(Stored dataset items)
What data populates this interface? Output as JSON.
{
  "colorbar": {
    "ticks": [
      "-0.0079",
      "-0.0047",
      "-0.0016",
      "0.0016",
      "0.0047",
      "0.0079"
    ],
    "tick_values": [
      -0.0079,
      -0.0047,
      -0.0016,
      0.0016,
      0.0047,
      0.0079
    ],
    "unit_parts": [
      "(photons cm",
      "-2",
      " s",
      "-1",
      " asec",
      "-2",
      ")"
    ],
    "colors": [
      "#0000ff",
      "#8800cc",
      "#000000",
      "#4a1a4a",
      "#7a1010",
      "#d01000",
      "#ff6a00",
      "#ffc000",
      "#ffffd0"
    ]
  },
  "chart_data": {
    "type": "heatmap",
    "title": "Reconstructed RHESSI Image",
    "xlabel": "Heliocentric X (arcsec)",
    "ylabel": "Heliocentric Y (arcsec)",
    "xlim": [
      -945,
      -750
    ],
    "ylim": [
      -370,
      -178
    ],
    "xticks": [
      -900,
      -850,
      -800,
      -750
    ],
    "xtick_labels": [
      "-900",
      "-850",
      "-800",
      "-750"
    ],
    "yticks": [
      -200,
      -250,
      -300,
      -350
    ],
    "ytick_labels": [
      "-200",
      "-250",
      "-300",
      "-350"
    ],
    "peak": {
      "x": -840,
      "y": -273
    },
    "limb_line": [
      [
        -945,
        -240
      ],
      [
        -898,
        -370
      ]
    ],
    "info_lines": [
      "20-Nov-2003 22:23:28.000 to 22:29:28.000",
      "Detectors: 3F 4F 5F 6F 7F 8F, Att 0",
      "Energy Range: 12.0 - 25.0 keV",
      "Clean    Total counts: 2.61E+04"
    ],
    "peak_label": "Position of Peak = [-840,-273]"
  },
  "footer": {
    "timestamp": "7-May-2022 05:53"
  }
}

* * *

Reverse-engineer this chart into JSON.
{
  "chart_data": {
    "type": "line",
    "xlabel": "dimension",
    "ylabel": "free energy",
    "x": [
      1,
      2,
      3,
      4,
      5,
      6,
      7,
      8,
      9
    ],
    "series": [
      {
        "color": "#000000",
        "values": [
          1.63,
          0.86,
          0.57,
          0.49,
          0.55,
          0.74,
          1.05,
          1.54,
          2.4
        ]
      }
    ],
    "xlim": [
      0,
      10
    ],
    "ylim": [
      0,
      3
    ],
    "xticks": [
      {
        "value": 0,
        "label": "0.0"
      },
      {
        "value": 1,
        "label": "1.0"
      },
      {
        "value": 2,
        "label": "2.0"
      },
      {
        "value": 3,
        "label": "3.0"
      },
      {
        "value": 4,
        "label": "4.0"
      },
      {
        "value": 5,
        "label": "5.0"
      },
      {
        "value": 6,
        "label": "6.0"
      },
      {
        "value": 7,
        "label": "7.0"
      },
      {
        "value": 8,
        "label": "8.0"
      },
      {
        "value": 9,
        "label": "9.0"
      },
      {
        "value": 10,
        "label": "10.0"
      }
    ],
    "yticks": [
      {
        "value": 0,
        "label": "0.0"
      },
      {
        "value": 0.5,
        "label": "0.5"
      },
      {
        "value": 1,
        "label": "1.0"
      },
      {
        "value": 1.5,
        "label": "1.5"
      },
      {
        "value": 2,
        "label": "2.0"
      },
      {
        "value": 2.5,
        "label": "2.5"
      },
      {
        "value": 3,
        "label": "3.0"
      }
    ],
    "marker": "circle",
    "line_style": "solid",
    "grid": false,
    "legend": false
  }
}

Stated problem:
Extract every line that has the string "Heliocentric" in it.

Task result:
    "xlabel": "Heliocentric X (arcsec)",
    "ylabel": "Heliocentric Y (arcsec)",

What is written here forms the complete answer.